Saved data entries
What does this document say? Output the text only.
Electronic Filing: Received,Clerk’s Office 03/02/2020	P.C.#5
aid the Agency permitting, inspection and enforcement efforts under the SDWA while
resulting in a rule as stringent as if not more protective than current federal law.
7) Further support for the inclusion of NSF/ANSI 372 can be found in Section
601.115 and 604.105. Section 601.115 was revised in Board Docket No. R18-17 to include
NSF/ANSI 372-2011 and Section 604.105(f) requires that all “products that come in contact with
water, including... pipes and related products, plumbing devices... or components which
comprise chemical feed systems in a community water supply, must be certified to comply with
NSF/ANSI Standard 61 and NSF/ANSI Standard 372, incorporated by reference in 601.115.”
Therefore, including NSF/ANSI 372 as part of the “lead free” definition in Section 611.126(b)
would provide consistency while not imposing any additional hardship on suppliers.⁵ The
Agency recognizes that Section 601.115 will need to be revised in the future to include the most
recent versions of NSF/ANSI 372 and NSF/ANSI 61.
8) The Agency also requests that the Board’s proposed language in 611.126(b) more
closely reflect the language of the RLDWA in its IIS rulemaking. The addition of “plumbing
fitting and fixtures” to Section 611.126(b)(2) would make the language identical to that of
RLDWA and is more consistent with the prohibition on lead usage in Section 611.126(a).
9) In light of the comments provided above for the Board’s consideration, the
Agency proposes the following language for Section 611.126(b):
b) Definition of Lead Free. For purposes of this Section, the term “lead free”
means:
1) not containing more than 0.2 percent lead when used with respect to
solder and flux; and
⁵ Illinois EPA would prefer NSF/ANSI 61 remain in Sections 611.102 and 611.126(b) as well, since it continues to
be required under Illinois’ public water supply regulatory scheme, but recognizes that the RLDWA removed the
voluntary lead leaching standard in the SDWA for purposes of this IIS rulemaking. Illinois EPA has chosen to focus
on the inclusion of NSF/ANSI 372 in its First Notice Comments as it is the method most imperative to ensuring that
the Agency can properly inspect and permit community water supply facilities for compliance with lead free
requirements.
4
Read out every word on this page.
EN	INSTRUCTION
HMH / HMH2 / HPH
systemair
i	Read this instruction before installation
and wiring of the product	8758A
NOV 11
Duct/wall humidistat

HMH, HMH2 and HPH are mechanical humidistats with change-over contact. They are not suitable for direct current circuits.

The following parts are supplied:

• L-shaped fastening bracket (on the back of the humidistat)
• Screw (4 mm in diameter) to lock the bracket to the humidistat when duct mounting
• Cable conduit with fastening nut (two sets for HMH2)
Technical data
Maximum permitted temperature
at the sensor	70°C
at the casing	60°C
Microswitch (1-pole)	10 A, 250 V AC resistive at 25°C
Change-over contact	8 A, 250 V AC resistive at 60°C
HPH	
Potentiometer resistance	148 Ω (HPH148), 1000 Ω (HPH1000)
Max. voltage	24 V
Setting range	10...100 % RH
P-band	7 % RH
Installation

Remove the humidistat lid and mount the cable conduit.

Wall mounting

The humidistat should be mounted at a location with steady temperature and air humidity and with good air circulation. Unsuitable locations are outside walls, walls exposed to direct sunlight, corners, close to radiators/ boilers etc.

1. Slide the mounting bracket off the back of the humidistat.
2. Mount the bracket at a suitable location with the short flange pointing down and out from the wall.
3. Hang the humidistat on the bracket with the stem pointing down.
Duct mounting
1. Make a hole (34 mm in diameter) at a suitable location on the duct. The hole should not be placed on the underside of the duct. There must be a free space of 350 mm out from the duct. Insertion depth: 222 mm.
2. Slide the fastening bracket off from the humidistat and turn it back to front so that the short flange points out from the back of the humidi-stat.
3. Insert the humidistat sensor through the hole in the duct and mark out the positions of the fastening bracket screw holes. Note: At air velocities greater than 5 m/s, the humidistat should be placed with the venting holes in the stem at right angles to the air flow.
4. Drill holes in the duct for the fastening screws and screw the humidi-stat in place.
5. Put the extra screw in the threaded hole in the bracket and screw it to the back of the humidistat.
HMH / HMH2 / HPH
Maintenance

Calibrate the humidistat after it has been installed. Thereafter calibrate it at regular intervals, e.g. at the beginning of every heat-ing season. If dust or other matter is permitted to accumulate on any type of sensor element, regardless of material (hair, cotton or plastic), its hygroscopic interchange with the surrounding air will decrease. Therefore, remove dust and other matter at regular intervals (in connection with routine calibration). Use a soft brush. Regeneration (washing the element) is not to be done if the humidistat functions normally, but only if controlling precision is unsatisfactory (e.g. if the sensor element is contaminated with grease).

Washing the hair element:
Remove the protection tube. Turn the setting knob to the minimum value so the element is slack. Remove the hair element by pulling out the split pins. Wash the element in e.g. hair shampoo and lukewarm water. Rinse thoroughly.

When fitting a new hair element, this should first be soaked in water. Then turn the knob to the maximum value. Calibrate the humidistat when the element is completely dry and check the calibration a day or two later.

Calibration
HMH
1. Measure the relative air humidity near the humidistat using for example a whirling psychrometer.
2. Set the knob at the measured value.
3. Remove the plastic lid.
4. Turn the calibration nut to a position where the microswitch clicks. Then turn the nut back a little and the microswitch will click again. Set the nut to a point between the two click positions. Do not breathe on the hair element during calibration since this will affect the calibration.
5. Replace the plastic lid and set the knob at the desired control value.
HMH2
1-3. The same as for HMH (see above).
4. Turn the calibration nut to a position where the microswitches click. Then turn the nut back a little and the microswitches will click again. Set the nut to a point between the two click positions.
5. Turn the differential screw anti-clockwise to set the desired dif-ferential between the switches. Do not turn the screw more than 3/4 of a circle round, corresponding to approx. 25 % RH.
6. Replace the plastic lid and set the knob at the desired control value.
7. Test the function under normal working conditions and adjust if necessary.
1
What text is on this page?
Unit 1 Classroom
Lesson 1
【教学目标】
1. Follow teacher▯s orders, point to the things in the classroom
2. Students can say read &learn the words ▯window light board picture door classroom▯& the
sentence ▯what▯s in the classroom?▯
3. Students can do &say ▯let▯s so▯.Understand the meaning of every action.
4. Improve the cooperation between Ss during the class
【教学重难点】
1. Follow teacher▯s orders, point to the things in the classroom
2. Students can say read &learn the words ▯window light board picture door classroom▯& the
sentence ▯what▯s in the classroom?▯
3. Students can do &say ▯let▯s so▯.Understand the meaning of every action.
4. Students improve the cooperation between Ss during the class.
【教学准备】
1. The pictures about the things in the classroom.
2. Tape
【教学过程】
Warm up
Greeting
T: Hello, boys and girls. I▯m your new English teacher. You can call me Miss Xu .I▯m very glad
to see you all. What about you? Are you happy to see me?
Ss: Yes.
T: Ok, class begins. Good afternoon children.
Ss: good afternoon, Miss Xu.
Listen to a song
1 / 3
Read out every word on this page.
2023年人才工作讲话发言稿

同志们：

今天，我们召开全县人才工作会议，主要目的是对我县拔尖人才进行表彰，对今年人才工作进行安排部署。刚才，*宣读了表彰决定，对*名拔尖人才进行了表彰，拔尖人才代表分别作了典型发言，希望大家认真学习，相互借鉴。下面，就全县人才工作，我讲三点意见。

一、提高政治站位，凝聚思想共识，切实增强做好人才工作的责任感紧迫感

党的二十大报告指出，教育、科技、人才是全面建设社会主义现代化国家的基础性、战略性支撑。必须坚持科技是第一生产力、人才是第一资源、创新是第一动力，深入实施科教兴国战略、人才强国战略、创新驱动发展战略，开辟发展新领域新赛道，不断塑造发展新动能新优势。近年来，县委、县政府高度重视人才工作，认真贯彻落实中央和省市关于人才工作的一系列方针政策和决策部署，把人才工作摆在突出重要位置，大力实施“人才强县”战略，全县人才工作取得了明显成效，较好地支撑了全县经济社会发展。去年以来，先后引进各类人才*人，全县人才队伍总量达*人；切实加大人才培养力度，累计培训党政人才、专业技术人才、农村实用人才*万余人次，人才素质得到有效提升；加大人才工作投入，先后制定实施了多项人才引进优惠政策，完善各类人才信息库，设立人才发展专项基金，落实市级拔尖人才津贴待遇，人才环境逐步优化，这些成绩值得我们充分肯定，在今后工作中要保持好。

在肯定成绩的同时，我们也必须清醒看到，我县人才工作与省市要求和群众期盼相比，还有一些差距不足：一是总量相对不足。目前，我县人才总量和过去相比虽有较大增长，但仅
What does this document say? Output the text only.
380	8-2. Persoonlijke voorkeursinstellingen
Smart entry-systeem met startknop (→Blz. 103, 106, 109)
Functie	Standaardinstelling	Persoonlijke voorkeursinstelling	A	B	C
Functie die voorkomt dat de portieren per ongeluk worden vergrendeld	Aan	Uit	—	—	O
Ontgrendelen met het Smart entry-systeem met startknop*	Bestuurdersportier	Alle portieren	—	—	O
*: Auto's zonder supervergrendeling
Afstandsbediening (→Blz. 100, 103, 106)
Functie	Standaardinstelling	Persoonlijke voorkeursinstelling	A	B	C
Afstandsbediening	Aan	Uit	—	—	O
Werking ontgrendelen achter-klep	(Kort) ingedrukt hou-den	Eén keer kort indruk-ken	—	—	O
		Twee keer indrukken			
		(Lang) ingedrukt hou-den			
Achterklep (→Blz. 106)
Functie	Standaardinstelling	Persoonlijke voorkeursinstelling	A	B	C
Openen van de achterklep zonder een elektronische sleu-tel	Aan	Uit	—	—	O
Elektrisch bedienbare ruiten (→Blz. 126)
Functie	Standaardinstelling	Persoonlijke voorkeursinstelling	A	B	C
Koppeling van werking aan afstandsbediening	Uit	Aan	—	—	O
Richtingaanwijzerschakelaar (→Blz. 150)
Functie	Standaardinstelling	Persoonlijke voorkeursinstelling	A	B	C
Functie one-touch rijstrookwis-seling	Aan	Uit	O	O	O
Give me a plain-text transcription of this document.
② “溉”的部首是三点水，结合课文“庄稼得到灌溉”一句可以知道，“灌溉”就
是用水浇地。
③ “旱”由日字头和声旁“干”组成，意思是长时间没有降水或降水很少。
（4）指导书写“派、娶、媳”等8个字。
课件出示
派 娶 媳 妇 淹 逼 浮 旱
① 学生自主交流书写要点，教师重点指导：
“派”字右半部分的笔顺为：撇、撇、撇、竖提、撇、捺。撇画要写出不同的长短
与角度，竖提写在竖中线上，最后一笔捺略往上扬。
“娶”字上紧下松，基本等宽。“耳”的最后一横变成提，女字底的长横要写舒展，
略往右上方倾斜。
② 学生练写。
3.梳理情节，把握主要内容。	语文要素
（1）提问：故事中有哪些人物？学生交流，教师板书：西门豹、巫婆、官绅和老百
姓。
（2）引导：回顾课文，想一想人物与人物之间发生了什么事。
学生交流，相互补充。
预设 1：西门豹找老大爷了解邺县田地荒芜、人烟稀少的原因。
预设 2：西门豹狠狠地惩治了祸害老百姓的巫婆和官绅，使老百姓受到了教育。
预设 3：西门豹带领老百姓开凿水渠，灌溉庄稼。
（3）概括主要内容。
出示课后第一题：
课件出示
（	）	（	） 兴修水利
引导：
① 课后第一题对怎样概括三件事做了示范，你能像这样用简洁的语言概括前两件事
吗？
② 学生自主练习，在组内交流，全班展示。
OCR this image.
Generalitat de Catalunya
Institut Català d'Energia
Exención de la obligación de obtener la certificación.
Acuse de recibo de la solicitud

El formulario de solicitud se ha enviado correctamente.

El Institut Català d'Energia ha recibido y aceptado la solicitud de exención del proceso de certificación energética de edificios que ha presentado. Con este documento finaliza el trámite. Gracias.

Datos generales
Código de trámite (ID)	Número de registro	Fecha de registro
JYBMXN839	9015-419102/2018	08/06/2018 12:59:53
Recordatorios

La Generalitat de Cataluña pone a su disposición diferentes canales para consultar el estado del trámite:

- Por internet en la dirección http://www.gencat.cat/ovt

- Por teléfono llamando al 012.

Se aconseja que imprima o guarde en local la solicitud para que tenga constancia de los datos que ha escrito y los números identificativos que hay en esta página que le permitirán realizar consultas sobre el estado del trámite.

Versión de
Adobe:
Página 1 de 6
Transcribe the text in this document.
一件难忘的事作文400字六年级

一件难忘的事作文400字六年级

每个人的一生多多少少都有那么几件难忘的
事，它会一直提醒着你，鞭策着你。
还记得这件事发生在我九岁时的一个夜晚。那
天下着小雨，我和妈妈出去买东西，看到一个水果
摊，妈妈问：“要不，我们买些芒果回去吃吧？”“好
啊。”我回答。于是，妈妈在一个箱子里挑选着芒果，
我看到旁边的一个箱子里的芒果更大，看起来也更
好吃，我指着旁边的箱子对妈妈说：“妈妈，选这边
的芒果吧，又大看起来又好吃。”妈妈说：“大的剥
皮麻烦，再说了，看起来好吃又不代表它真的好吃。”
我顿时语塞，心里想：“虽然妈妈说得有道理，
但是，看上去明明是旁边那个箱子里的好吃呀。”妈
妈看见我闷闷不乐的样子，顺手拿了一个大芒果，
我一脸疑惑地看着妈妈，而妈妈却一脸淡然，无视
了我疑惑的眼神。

◆ OBJECTIVE ◆
Show every line where the string "holes" appears.

◆ CORRECT RESULT ◆
3. Insert the humidistat sensor through the hole in the duct and mark out the positions of the fastening bracket screw holes. Note: At air velocities greater than 5 m/s, the humidistat should be placed with the venting holes in the stem at right angles to the air flow.
4. Drill holes in the duct for the fastening screws and screw the humidi-stat in place.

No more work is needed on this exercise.